Brief:
Show every line in the entries below where the word "Staff" appears.

Dataset excerpts:
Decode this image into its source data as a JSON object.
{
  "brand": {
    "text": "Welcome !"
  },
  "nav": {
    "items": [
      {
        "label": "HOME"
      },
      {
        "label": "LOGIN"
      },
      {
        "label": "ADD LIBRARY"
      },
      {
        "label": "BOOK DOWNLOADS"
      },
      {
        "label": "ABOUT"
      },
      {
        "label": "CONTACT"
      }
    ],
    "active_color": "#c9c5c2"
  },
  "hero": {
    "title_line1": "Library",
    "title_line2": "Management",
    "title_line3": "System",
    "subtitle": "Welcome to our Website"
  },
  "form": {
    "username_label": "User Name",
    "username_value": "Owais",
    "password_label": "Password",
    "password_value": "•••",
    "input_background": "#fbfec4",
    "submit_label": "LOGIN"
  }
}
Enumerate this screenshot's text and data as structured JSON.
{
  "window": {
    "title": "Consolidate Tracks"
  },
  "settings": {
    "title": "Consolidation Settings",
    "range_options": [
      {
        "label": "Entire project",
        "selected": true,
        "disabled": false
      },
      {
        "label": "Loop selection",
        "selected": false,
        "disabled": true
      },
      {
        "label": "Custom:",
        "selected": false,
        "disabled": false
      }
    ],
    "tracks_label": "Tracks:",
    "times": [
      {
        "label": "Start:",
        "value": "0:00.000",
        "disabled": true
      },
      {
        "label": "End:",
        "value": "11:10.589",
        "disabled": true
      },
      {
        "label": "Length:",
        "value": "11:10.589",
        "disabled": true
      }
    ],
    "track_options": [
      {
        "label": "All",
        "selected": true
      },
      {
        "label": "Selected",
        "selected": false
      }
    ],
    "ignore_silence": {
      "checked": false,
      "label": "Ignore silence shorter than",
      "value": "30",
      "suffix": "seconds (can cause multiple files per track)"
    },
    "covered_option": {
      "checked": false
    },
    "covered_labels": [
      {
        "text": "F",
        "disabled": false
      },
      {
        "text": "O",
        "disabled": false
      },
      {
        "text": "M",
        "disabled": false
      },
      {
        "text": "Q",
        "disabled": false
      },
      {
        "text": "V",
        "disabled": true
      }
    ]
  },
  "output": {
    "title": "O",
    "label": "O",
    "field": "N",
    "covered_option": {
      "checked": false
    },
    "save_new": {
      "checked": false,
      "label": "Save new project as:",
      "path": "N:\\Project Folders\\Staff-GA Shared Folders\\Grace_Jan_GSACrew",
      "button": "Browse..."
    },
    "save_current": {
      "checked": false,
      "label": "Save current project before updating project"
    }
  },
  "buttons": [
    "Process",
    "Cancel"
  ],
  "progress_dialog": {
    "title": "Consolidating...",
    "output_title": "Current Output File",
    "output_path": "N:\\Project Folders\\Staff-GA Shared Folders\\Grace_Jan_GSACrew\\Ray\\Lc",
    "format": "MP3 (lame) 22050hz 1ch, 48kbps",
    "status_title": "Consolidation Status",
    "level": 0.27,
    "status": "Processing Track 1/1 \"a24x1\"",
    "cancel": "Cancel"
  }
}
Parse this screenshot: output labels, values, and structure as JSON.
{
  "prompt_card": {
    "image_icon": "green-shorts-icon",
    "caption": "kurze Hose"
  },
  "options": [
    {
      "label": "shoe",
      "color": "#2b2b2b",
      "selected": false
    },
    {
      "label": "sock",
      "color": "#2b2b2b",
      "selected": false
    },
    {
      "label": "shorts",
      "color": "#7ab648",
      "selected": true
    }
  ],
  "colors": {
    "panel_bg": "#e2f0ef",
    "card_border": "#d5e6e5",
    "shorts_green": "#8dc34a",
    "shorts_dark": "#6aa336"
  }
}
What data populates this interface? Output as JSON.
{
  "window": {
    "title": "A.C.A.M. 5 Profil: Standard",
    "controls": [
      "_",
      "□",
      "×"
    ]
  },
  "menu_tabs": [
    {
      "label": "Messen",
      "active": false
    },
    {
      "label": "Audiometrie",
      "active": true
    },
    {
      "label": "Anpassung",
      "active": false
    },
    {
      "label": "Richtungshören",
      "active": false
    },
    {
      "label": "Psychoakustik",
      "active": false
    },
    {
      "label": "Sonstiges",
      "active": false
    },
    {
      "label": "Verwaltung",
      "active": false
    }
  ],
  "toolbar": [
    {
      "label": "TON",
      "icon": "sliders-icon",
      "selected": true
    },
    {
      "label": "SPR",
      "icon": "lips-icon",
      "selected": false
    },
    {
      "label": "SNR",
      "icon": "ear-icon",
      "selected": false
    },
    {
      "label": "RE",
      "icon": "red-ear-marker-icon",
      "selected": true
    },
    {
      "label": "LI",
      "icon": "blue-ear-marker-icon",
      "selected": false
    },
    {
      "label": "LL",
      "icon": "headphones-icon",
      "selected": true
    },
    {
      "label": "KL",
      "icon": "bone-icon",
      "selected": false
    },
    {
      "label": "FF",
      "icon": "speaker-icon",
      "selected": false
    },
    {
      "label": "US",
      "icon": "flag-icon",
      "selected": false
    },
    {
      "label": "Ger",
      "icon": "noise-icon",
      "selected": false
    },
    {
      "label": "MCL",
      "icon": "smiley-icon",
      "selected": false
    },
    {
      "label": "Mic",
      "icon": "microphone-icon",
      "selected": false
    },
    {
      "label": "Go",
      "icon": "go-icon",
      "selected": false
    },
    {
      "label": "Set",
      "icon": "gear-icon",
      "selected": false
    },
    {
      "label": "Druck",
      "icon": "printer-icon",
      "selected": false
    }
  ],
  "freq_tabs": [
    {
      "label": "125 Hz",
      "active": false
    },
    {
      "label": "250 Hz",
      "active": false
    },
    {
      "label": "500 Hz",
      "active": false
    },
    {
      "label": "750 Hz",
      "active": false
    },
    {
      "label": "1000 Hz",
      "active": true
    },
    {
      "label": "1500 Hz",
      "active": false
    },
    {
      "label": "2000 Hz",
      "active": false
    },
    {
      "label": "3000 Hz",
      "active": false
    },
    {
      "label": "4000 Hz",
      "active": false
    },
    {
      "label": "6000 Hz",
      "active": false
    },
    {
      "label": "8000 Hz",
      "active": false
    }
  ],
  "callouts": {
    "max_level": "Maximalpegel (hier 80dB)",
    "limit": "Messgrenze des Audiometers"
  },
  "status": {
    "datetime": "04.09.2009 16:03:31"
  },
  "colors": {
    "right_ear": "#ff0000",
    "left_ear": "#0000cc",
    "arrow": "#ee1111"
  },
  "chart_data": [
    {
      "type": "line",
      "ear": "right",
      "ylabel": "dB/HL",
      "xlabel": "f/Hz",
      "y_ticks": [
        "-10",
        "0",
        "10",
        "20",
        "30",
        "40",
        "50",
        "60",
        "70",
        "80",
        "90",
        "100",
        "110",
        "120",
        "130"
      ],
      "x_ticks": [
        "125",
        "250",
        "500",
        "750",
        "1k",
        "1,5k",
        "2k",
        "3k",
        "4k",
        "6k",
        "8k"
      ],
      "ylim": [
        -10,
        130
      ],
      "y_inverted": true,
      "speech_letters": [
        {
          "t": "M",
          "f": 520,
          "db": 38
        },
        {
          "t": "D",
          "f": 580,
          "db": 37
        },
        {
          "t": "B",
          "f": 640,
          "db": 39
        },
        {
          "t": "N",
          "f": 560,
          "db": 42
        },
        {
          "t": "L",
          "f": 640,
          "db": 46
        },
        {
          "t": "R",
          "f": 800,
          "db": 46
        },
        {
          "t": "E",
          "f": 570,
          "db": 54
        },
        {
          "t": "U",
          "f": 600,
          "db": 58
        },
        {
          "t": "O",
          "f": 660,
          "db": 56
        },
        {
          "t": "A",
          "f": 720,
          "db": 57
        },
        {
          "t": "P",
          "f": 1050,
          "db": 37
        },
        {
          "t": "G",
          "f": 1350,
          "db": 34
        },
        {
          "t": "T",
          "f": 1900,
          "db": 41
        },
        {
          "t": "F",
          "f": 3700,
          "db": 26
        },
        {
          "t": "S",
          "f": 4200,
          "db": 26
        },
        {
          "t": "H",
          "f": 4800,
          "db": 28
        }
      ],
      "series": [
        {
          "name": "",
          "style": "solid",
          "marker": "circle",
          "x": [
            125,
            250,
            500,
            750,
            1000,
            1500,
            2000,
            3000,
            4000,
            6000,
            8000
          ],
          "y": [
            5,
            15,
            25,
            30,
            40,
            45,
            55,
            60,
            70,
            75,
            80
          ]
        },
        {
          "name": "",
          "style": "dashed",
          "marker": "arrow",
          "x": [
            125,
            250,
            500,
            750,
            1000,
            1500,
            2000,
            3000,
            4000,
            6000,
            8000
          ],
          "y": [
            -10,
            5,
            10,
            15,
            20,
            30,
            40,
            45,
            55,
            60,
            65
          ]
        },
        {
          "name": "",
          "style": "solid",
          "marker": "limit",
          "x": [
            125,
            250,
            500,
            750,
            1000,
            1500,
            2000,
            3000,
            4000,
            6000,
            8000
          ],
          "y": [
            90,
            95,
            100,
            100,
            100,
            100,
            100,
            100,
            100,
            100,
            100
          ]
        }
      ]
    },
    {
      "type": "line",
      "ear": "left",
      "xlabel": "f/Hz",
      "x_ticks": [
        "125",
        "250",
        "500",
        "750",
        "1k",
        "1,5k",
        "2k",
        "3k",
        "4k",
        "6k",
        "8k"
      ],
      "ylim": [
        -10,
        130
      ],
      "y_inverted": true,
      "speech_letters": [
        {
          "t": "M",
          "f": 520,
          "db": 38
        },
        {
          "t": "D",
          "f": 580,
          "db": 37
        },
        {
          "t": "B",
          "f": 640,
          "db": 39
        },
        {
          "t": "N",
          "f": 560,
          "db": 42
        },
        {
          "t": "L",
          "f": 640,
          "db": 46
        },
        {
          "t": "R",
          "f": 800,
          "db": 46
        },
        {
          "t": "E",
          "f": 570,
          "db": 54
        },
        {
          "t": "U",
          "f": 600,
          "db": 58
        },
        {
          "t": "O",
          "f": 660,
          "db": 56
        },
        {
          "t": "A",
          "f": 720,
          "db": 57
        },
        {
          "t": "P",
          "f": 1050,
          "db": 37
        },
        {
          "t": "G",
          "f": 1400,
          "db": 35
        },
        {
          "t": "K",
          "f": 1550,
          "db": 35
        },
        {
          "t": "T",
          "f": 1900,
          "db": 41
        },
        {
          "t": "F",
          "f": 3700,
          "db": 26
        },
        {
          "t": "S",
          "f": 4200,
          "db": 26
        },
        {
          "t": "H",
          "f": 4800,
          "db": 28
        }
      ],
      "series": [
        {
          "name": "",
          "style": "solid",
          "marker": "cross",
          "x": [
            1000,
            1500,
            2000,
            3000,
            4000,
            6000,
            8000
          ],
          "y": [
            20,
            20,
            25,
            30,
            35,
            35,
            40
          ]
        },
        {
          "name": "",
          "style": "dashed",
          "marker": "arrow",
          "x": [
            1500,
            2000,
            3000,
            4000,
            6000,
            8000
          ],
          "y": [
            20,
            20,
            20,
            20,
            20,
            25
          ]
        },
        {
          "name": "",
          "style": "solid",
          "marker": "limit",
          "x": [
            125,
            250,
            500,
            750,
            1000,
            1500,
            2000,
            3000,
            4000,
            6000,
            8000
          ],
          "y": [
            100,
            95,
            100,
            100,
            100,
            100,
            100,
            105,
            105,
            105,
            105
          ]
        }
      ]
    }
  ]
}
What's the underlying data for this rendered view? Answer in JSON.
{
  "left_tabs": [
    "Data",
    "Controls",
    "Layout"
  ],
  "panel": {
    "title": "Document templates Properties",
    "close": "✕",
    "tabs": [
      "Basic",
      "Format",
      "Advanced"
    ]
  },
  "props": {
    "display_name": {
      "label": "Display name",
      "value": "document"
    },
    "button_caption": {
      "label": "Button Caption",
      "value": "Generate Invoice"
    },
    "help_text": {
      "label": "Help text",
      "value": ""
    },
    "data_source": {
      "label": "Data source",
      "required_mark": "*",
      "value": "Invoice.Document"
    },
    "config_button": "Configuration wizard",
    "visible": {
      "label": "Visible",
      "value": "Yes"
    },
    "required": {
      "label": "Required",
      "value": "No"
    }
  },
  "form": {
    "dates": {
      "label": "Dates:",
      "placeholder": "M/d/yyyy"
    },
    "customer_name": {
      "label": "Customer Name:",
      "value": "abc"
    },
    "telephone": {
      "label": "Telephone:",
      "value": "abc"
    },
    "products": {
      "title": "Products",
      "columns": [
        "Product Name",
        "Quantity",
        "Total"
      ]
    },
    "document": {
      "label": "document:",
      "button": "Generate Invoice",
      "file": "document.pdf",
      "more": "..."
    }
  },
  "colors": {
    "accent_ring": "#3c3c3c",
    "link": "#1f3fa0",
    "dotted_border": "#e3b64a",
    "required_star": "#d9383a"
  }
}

Answer to the exercise:
      "path": "N:\\Project Folders\\Staff-GA Shared Folders\\Grace_Jan_GSACrew",
    "output_path": "N:\\Project Folders\\Staff-GA Shared Folders\\Grace_Jan_GSACrew\\Ray\\Lc",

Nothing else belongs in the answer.